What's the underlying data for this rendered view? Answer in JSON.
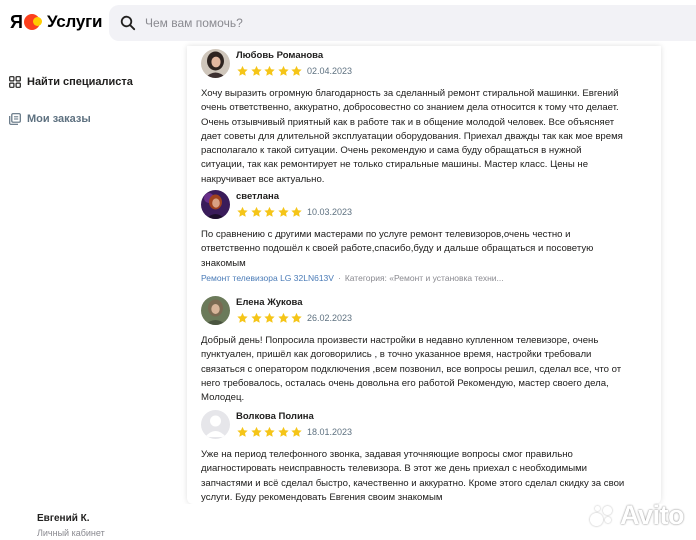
{
  "header": {
    "logo_letter": "Я",
    "brand": "Услуги",
    "search_placeholder": "Чем вам помочь?"
  },
  "sidebar": {
    "items": [
      {
        "label": "Найти специалиста",
        "icon": "grid-icon"
      },
      {
        "label": "Мои заказы",
        "icon": "orders-icon"
      }
    ]
  },
  "user": {
    "name": "Евгений К.",
    "subtitle": "Личный кабинет"
  },
  "reviews": [
    {
      "name": "Любовь Романова",
      "rating": 5,
      "date": "02.04.2023",
      "lines": [
        "Хочу выразить огромную благодарность за сделанный ремонт стиральной машинки. Евгений",
        "очень ответственно, аккуратно, добросовестно со знанием дела относится к тому что делает.",
        "Очень отзывчивый приятный как в работе так и в общение молодой человек. Все объясняет",
        "дает советы для длительной эксплуатации оборудования. Приехал дважды так как мое время",
        "располагало к такой ситуации. Очень рекомендую и сама буду обращаться в нужной",
        "ситуации, так как ремонтирует не только стиральные машины. Мастер класс. Цены не",
        "накручивает все актуально."
      ],
      "service": "",
      "category": ""
    },
    {
      "name": "светлана",
      "rating": 5,
      "date": "10.03.2023",
      "lines": [
        "По сравнению с другими мастерами по услуге ремонт телевизоров,очень честно и",
        "ответственно подошёл к своей работе,спасибо,буду и дальше обращаться и посоветую",
        "знакомым"
      ],
      "service": "Ремонт телевизора LG 32LN613V",
      "category": "Категория: «Ремонт и установка техни..."
    },
    {
      "name": "Елена Жукова",
      "rating": 5,
      "date": "26.02.2023",
      "lines": [
        "Добрый день! Попросила произвести настройки в недавно купленном телевизоре, очень",
        "пунктуален, пришёл как договорились , в точно указанное время, настройки требовали",
        "связаться с оператором подключения ,всем позвонил, все вопросы решил, сделал все, что от",
        "него требовалось, осталась очень довольна его работой Рекомендую, мастер своего дела,",
        "Молодец."
      ],
      "service": "",
      "category": ""
    },
    {
      "name": "Волкова Полина",
      "rating": 5,
      "date": "18.01.2023",
      "lines": [
        "Уже на период телефонного звонка, задавая уточняющие вопросы смог правильно",
        "диагностировать неисправность телевизора. В этот же день приехал с необходимыми",
        "запчастями и всё сделал быстро, качественно и аккуратно. Кроме этого сделал скидку за свои",
        "услуги. Буду рекомендовать Евгения своим знакомым"
      ],
      "service": "",
      "category": ""
    }
  ],
  "watermark": "Avito",
  "colors": {
    "star": "#f5c518",
    "link": "#4a7bb7",
    "search_bg": "#f2f2f6",
    "muted": "#8a8a90"
  }
}
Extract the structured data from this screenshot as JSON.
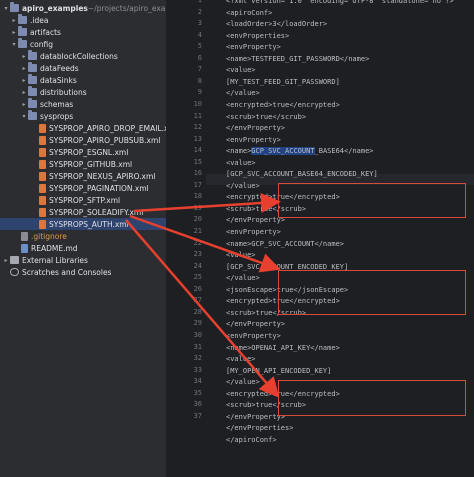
{
  "tree": {
    "rows": [
      {
        "label": "apiro_examples",
        "suffix": " ~/projects/apiro_examples"
      },
      {
        "label": ".idea"
      },
      {
        "label": "artifacts"
      },
      {
        "label": "config"
      },
      {
        "label": "datablockCollections"
      },
      {
        "label": "dataFeeds"
      },
      {
        "label": "dataSinks"
      },
      {
        "label": "distributions"
      },
      {
        "label": "schemas"
      },
      {
        "label": "sysprops"
      },
      {
        "label": "SYSPROP_APIRO_DROP_EMAIL.xml"
      },
      {
        "label": "SYSPROP_APIRO_PUBSUB.xml"
      },
      {
        "label": "SYSPROP_ESGNL.xml"
      },
      {
        "label": "SYSPROP_GITHUB.xml"
      },
      {
        "label": "SYSPROP_NEXUS_APIRO.xml"
      },
      {
        "label": "SYSPROP_PAGINATION.xml"
      },
      {
        "label": "SYSPROP_SFTP.xml"
      },
      {
        "label": "SYSPROP_SOLEADIFY.xml"
      },
      {
        "label": "SYSPROPS_AUTH.xml"
      },
      {
        "label": ".gitignore"
      },
      {
        "label": "README.md"
      },
      {
        "label": "External Libraries"
      },
      {
        "label": "Scratches and Consoles"
      }
    ]
  },
  "editor": {
    "line_numbers": [
      "1",
      "2",
      "3",
      "4",
      "5",
      "6",
      "7",
      "8",
      "9",
      "10",
      "11",
      "12",
      "13",
      "14",
      "15",
      "16",
      "17",
      "18",
      "19",
      "20",
      "21",
      "22",
      "23",
      "24",
      "25",
      "26",
      "27",
      "28",
      "29",
      "30",
      "31",
      "32",
      "33",
      "34",
      "35",
      "36",
      "37"
    ],
    "lines": [
      "<?xml version=\"1.0\" encoding=\"UTF-8\" standalone=\"no\"?>",
      "<apiroConf>",
      "    <loadOrder>3</loadOrder>",
      "    <envProperties>",
      "        <envProperty>",
      "            <name>TESTFEED_GIT_PASSWORD</name>",
      "            <value>",
      "                [MY_TEST_FEED_GIT_PASSWORD]",
      "            </value>",
      "            <encrypted>true</encrypted>",
      "            <scrub>true</scrub>",
      "        </envProperty>",
      "        <envProperty>",
      "            <name>GCP_SVC_ACCOUNT_BASE64</name>",
      "            <value>",
      "                [GCP_SVC_ACCOUNT_BASE64_ENCODED_KEY]",
      "            </value>",
      "            <encrypted>true</encrypted>",
      "            <scrub>true</scrub>",
      "        </envProperty>",
      "        <envProperty>",
      "            <name>GCP_SVC_ACCOUNT</name>",
      "            <value>",
      "                [GCP_SVC_ACCOUNT_ENCODED_KEY]",
      "            </value>",
      "            <jsonEscape>true</jsonEscape>",
      "            <encrypted>true</encrypted>",
      "            <scrub>true</scrub>",
      "        </envProperty>",
      "        <envProperty>",
      "            <name>OPENAI_API_KEY</name>",
      "            <value>",
      "                [MY_OPEN_API_ENCODED_KEY]",
      "            </value>",
      "            <encrypted>true</encrypted>",
      "            <scrub>true</scrub>",
      "        </envProperty>",
      "    </envProperties>",
      "</apiroConf>"
    ]
  },
  "colors": {
    "arrow": "#e8402f",
    "highlight_box": "#d94a3d",
    "selection": "#2e436e",
    "tag": "#d5b778"
  },
  "icons": [
    "chevron-down-icon",
    "chevron-right-icon",
    "folder-icon",
    "xml-file-icon",
    "markdown-file-icon",
    "git-file-icon",
    "library-icon",
    "scratches-icon"
  ]
}
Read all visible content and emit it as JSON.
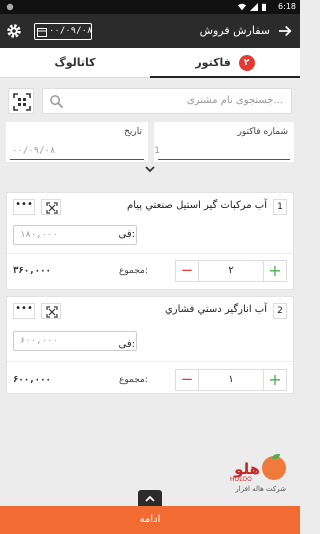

__________

* Written problem
Filter the entries down to the lines containing "телевизора". Copy each of those lines.

* Result for this task
      "service": "Ремонт телевизора LG 32LN613V",
        "диагностировать неисправность телевизора. В этот же день приехал с необходимыми",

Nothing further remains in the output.